Stored items
########

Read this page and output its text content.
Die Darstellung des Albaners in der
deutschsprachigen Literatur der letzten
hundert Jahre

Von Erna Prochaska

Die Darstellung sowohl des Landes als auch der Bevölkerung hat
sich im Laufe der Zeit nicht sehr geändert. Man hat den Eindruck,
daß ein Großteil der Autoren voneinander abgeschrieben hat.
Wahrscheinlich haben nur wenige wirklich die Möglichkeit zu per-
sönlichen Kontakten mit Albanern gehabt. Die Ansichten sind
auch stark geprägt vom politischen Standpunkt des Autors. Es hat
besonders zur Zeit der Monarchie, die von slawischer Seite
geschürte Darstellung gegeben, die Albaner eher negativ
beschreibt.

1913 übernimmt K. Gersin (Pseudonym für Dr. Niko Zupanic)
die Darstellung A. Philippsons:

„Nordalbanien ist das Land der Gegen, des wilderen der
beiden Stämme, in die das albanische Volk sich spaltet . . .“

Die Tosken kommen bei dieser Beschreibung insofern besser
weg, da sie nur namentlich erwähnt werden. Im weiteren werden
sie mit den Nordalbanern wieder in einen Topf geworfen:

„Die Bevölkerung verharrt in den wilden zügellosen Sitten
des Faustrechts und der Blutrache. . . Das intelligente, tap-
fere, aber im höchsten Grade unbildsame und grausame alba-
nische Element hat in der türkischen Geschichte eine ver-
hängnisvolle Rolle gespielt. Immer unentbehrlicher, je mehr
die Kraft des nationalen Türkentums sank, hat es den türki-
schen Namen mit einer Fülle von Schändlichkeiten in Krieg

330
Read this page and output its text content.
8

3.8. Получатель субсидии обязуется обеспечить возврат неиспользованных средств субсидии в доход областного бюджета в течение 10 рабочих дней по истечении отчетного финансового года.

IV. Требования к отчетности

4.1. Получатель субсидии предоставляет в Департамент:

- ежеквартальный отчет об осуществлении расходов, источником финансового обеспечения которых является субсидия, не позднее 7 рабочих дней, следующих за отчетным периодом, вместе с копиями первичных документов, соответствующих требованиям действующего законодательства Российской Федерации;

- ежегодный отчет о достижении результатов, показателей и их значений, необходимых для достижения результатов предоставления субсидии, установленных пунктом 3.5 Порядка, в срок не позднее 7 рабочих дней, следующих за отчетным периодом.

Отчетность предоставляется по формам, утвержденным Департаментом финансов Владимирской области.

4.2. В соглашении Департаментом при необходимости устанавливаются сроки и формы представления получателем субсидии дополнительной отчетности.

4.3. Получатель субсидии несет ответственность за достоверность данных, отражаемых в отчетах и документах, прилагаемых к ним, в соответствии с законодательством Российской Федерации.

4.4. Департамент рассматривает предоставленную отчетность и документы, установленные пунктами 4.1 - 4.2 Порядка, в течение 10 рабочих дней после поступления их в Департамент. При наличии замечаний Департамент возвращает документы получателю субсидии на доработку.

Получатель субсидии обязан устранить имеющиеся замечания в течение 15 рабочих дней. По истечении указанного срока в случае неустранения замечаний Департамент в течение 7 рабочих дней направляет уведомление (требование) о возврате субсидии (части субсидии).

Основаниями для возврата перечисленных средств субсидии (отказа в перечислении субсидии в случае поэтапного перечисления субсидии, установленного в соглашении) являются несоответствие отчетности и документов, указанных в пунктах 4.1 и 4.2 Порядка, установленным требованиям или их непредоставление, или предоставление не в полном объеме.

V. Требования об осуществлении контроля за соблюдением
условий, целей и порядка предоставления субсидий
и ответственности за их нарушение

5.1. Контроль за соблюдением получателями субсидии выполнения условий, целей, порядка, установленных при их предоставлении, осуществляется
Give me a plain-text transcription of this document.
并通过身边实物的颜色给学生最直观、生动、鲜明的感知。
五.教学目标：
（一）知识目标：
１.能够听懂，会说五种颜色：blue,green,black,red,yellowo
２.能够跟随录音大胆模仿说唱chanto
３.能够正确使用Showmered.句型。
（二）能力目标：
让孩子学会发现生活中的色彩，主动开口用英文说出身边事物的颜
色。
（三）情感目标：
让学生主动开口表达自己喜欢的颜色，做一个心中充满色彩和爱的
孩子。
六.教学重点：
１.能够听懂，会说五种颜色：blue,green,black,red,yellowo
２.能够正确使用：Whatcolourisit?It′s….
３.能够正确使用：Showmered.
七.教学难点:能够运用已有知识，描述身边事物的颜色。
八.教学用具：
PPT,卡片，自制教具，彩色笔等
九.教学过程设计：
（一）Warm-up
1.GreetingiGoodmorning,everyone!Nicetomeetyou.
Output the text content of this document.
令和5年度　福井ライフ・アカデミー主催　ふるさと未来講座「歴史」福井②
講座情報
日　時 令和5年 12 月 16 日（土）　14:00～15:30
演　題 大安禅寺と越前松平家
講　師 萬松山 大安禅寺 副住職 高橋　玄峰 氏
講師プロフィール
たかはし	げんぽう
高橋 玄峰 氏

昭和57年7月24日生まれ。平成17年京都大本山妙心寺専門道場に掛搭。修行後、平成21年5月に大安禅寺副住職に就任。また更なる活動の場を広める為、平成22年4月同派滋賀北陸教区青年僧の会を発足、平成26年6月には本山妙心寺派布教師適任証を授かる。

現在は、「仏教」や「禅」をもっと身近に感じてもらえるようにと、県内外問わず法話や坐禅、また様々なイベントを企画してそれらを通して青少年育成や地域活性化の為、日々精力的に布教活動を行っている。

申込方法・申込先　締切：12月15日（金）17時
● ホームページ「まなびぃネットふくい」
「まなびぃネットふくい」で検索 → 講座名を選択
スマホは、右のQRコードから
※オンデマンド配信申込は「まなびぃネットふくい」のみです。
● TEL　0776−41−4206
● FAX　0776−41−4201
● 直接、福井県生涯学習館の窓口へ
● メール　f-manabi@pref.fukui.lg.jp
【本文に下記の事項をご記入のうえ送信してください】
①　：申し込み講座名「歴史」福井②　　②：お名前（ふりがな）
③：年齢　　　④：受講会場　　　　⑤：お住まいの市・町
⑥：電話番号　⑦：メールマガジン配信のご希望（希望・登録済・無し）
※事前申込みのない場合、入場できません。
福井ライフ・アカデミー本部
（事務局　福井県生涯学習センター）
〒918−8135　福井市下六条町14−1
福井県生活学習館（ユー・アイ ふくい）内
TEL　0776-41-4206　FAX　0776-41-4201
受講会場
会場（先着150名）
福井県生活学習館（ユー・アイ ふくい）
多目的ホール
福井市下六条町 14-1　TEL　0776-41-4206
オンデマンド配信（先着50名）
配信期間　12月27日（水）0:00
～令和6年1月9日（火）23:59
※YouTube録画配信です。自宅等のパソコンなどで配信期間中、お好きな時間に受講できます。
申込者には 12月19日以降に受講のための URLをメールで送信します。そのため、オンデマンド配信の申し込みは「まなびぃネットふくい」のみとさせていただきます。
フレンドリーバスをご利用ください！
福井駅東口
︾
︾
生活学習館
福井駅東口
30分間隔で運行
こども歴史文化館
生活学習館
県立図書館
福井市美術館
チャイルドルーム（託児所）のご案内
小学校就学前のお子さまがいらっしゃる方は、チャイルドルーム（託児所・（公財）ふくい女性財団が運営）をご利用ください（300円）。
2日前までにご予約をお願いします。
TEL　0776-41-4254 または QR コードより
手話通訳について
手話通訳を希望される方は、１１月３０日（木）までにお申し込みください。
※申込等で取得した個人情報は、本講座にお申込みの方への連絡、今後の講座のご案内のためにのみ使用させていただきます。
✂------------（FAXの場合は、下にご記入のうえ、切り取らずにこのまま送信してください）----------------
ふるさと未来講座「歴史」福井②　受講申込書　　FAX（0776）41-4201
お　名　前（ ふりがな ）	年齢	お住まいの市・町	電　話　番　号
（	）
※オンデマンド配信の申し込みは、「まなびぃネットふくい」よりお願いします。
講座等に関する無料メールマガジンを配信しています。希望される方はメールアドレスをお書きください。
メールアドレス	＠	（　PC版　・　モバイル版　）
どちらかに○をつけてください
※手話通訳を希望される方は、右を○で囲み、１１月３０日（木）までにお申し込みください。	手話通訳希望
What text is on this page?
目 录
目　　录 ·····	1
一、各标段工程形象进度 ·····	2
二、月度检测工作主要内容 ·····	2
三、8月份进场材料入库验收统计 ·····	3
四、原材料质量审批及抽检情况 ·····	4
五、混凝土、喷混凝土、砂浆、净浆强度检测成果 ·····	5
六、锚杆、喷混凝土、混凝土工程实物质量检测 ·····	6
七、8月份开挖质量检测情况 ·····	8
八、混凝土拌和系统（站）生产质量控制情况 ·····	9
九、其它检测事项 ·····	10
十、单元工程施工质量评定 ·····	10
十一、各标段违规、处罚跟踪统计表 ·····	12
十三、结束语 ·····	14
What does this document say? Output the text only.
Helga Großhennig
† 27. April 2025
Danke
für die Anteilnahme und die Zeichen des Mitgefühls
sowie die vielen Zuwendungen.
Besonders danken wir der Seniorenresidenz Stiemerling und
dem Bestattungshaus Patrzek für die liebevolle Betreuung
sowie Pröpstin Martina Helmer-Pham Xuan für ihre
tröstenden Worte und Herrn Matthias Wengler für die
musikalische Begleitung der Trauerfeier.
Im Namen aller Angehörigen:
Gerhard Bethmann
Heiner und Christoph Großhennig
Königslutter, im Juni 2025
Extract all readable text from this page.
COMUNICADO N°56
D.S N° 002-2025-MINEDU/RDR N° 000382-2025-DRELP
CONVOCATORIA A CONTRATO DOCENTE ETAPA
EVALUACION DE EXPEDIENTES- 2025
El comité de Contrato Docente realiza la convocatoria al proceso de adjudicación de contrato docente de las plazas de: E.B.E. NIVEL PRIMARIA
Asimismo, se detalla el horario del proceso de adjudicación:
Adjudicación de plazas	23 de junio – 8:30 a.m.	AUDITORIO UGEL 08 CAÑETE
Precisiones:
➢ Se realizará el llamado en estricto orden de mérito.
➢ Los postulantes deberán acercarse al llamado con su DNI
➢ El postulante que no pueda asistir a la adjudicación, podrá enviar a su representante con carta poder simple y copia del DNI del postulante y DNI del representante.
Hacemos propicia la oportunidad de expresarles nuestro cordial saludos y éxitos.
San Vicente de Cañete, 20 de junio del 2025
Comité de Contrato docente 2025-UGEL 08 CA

########

[Work required] Where a line holds the string "document", copy that line.

[Worked solution]
Give me a plain-text transcription of this document.
Output the text content of this document.
What does this document say? Output the text only.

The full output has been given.